Written request -> Your task is to filter the data below down to the lines holding "előirányzatot".

--- start of Listing ---

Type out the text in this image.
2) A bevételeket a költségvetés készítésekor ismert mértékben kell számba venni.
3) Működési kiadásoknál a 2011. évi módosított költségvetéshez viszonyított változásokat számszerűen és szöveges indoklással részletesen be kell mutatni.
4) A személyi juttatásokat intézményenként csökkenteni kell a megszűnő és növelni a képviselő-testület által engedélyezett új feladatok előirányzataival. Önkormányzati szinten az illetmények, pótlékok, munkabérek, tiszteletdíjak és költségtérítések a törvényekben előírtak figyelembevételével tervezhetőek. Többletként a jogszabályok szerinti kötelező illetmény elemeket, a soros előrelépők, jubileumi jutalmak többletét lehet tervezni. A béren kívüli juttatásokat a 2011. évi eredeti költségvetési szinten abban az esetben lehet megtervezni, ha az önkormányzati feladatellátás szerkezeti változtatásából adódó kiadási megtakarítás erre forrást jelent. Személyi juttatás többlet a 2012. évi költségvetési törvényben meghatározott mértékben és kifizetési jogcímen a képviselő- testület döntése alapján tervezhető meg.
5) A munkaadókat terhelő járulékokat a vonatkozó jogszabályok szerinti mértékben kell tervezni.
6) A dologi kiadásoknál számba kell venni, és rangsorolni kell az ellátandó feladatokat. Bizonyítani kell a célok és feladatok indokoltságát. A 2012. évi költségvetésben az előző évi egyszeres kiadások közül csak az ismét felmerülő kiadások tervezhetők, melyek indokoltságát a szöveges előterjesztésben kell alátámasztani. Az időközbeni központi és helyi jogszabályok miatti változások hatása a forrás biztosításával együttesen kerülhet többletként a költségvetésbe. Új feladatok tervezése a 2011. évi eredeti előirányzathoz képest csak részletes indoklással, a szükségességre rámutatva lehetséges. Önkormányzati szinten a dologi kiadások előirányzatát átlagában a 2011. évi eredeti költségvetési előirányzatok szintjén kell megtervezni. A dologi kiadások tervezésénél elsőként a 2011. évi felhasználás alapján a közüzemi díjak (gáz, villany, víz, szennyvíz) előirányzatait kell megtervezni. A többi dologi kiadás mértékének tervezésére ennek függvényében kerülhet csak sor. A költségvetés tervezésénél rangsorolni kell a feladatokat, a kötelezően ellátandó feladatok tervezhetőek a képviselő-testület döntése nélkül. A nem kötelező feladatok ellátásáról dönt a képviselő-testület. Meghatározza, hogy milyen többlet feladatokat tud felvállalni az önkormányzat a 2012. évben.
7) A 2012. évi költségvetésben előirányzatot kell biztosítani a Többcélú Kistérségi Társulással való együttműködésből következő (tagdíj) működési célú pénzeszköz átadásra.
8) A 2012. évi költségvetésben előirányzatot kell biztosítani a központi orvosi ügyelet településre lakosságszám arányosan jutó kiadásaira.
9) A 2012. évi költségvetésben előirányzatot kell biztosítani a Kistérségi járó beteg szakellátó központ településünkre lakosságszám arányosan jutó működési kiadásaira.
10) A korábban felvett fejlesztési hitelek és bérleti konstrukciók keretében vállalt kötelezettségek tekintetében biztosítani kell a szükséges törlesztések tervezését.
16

--- end of Listing ---

The result ->
7) A 2012. évi költségvetésben előirányzatot kell biztosítani a Többcélú Kistérségi Társulással való együttműködésből következő (tagdíj) működési célú pénzeszköz átadásra.
8) A 2012. évi költségvetésben előirányzatot kell biztosítani a központi orvosi ügyelet településre lakosságszám arányosan jutó kiadásaira.
9) A 2012. évi költségvetésben előirányzatot kell biztosítani a Kistérségi járó beteg szakellátó központ településünkre lakosságszám arányosan jutó működési kiadásaira.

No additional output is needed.